TASK PROMPT:
Copy each line where the word "Компонент" occurs.

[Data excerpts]

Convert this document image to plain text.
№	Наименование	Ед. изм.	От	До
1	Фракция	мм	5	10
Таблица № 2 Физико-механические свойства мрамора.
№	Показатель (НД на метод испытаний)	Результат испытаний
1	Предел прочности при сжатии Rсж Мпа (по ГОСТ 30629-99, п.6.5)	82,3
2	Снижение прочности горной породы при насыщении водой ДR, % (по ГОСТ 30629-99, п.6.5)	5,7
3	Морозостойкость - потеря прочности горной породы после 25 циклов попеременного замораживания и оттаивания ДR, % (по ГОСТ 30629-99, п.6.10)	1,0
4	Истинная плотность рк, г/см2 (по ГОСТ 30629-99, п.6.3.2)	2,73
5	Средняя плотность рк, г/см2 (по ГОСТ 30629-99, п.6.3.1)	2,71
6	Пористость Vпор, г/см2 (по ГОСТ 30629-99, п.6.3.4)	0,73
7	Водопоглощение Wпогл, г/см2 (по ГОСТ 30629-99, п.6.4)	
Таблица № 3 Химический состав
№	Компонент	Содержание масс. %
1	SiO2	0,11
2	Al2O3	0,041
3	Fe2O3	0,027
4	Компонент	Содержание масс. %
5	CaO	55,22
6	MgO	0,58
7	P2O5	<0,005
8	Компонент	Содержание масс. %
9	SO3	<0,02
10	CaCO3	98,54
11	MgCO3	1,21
--
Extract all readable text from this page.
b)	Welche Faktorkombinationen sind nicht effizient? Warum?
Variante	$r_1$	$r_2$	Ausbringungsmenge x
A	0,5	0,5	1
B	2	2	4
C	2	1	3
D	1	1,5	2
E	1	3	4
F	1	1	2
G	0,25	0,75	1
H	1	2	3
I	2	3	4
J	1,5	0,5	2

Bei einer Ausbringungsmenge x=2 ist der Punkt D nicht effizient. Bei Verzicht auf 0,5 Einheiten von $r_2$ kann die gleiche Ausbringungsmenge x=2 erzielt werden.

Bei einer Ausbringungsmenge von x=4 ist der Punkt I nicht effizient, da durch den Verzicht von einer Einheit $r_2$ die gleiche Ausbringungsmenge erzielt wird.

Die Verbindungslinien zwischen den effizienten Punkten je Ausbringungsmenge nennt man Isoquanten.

REPLY:
№	Компонент	Содержание масс. %
4	Компонент	Содержание масс. %
8	Компонент	Содержание масс. %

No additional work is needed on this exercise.